▸ **Problem description**:
Lines containing the word "series" are to be located and copied.

··· Record excerpts

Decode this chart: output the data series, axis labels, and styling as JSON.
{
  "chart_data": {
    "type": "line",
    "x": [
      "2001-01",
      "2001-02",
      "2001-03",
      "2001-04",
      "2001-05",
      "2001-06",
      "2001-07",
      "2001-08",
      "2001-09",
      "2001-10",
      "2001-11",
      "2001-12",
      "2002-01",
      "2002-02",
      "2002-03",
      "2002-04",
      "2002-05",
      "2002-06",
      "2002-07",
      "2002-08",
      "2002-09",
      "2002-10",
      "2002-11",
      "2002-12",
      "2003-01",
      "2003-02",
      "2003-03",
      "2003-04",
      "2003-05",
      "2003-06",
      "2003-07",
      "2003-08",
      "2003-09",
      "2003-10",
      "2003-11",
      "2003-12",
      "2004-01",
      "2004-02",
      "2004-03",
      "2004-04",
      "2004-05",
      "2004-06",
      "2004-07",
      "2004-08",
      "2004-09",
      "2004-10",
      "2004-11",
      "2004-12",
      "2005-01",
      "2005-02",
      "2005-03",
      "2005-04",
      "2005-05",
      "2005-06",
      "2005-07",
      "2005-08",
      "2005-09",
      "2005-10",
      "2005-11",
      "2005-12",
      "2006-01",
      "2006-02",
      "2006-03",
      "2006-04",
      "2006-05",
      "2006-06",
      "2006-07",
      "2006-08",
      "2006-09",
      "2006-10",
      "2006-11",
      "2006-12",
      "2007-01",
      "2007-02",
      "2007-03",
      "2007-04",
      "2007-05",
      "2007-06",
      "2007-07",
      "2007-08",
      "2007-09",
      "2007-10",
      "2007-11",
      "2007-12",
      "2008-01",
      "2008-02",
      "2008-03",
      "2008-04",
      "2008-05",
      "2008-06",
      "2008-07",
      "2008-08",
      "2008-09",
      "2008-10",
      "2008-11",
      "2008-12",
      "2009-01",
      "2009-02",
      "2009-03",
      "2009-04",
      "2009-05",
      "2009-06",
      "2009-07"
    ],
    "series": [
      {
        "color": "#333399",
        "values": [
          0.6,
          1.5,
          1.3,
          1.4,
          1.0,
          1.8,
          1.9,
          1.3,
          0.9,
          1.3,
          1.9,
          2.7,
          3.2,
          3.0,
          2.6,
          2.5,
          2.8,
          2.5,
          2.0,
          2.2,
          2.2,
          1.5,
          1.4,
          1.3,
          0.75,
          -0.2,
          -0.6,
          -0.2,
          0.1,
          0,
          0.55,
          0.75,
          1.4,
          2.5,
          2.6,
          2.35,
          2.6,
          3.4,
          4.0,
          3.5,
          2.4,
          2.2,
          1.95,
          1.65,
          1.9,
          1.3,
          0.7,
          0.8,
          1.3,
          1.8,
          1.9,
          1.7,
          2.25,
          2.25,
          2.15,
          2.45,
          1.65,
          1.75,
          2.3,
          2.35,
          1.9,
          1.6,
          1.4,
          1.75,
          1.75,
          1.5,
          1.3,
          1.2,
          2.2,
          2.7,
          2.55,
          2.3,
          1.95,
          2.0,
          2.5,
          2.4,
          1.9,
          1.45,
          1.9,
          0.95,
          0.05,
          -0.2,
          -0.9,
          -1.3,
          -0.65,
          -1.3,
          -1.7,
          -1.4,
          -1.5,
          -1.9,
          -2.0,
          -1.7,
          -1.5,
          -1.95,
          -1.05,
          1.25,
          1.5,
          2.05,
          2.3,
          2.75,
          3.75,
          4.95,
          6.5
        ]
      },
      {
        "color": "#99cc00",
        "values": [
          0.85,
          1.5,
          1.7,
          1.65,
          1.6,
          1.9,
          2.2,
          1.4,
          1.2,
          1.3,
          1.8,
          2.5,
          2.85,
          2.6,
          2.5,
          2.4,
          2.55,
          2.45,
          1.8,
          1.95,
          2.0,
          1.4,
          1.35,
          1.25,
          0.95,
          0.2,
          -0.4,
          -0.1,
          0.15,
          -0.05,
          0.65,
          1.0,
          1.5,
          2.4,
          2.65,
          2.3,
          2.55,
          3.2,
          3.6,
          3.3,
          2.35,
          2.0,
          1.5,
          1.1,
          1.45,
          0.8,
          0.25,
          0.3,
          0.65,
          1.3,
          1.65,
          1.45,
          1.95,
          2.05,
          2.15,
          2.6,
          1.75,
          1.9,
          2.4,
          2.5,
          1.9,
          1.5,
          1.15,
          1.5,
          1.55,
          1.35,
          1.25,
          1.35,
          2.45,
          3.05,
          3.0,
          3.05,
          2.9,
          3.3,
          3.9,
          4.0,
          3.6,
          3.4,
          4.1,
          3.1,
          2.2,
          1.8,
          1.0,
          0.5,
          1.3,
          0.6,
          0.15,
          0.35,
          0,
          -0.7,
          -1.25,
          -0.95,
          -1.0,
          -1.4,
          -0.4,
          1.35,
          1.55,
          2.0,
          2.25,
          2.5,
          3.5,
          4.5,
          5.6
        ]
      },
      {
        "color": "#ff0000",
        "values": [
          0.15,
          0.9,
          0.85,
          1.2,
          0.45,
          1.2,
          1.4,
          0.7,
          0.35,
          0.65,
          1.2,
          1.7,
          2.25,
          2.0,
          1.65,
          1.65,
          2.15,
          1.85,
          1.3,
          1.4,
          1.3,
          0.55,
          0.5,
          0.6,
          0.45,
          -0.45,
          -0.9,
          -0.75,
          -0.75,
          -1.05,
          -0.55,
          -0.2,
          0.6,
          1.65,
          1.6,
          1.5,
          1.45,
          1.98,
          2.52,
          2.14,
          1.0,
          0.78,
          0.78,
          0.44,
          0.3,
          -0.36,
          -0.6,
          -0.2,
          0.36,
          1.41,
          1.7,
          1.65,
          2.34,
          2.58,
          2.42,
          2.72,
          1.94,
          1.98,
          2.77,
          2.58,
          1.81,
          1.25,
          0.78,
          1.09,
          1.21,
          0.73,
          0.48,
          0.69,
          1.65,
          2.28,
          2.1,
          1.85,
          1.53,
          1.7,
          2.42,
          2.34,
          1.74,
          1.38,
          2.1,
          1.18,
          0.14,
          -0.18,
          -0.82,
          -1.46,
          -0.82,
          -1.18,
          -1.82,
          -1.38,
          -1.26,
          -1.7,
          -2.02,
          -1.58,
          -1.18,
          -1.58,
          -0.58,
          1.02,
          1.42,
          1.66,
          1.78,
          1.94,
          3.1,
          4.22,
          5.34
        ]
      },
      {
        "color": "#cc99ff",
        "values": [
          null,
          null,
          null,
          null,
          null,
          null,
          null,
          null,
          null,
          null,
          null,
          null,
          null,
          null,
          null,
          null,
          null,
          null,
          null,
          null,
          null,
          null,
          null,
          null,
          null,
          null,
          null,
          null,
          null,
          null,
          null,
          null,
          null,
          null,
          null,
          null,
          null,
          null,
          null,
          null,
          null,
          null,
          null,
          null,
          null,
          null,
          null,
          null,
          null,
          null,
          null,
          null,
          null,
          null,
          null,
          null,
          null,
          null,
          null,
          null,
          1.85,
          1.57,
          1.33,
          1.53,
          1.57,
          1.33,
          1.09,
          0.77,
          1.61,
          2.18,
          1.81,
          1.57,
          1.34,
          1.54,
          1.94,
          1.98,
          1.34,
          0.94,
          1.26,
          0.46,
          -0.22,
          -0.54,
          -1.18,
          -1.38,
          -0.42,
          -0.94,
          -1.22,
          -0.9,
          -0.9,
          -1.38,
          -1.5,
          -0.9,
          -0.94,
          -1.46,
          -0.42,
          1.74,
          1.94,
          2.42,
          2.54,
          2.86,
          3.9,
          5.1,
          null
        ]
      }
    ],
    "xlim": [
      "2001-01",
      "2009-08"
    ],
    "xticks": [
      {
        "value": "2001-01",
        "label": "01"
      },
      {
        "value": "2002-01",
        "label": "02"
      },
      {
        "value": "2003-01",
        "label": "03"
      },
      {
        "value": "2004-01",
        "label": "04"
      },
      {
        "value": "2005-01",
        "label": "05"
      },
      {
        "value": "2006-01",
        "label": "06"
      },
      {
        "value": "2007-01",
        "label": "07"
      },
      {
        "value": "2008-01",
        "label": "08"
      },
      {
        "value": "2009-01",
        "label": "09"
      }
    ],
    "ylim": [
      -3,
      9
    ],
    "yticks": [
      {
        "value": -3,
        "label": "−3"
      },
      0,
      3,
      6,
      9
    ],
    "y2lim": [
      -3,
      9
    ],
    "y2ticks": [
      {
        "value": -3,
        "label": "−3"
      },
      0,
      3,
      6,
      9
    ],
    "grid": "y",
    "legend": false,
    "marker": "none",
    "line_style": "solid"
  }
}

······

▸ **Final answer**:
Decode this chart: output the data series, axis labels, and styling as JSON.
    "series": [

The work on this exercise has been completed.